» **Directions**: Reproduce the material word for word, from its first line up to and including the line with "y-tick-label-d: 50 (17, 266, 25, 274)".
[BEGIN Supplied data]
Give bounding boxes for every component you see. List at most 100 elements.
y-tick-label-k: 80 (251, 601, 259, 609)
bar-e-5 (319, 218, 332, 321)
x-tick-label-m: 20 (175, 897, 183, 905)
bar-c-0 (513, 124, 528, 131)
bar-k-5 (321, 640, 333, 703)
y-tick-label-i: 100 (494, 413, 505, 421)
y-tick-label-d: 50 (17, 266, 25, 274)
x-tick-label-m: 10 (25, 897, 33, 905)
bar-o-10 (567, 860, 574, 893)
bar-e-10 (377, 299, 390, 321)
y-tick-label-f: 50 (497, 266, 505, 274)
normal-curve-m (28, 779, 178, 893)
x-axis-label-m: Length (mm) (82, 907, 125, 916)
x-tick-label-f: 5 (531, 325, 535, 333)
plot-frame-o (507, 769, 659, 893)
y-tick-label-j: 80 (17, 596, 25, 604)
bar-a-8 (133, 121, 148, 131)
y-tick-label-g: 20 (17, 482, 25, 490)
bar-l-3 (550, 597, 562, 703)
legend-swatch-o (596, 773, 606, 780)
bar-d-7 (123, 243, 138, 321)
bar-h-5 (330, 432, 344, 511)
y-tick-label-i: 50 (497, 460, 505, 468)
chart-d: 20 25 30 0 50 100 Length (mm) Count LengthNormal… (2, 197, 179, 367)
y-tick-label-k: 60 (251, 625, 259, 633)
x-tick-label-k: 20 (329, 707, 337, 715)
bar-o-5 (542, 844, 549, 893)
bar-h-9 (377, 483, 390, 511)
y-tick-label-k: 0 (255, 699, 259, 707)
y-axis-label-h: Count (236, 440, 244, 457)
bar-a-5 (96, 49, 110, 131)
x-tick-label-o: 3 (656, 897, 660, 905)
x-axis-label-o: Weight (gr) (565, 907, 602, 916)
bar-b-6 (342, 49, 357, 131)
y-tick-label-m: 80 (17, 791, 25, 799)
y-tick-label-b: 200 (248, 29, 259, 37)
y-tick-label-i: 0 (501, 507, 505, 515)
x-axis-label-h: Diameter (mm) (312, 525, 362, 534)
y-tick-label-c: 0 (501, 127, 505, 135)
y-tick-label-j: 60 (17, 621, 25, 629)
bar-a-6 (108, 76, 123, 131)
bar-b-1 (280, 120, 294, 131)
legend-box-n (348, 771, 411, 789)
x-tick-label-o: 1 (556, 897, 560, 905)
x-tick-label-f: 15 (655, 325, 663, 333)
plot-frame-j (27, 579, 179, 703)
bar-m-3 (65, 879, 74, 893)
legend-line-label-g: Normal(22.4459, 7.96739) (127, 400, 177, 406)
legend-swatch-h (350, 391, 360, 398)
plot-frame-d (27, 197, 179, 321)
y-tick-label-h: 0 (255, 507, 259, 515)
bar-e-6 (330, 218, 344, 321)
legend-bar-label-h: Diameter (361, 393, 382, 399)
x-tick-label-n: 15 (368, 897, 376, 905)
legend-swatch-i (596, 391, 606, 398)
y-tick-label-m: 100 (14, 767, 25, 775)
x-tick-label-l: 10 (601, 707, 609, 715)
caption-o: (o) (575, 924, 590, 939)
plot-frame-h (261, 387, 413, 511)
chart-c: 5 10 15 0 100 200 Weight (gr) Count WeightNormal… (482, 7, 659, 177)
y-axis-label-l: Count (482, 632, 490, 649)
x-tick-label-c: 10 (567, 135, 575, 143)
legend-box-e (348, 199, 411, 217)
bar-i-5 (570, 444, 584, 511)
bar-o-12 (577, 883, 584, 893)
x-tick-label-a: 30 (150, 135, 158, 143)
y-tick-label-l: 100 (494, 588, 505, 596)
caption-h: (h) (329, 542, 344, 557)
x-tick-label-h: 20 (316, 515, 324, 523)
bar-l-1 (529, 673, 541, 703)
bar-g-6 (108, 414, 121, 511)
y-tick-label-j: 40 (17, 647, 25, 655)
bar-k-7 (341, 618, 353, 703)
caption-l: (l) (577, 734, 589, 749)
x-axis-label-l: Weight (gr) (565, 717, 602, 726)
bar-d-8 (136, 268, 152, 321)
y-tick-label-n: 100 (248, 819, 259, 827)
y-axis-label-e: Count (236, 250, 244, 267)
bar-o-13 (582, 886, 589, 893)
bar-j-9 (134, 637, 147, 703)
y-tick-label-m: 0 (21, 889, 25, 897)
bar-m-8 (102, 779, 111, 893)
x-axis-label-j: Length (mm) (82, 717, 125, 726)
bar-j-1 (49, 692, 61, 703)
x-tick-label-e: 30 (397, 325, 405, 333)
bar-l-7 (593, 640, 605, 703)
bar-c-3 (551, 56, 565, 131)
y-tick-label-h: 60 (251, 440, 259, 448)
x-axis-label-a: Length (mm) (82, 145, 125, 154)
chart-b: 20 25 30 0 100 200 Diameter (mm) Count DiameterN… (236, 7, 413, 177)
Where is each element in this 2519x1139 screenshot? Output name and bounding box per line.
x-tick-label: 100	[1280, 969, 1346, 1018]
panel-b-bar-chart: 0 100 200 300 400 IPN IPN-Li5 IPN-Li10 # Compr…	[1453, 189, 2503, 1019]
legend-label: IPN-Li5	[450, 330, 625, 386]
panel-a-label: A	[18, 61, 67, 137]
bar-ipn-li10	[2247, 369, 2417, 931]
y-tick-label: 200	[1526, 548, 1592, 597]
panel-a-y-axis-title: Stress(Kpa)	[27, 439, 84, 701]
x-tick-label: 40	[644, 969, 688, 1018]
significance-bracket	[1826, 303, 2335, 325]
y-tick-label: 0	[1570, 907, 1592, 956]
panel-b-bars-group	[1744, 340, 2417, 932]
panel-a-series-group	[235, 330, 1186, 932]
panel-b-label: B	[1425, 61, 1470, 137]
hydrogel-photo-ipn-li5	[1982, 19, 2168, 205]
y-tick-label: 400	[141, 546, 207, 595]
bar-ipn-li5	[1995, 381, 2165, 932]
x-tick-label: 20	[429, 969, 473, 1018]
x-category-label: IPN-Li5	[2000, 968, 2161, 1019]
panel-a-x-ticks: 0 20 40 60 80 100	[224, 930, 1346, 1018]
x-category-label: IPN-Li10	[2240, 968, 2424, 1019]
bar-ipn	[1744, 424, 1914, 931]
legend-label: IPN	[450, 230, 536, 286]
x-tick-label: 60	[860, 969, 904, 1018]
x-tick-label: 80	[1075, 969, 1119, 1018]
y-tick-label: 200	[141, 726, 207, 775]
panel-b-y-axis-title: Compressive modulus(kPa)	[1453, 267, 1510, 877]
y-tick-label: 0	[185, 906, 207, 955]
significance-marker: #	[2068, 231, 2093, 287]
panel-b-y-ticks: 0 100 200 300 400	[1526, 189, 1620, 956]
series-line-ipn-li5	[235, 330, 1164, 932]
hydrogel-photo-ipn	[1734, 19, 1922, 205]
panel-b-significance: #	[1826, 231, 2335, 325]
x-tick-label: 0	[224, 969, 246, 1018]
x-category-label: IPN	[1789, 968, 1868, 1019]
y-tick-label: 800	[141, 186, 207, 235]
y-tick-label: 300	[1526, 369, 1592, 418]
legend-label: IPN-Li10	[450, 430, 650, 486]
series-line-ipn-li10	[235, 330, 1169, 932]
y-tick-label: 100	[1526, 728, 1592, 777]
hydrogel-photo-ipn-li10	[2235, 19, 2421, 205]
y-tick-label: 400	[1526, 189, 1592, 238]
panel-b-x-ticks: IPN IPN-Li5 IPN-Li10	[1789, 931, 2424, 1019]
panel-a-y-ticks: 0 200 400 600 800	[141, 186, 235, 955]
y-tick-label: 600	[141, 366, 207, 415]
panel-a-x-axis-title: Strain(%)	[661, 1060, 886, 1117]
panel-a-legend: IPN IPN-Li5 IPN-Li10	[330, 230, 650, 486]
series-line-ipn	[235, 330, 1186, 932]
[END Supplied data]
» **Task solution**:
Give bounding boxes for every component you see. List at most 100 elements.
y-tick-label-k: 80 (251, 601, 259, 609)
bar-e-5 (319, 218, 332, 321)
x-tick-label-m: 20 (175, 897, 183, 905)
bar-c-0 (513, 124, 528, 131)
bar-k-5 (321, 640, 333, 703)
y-tick-label-i: 100 (494, 413, 505, 421)
y-tick-label-d: 50 (17, 266, 25, 274)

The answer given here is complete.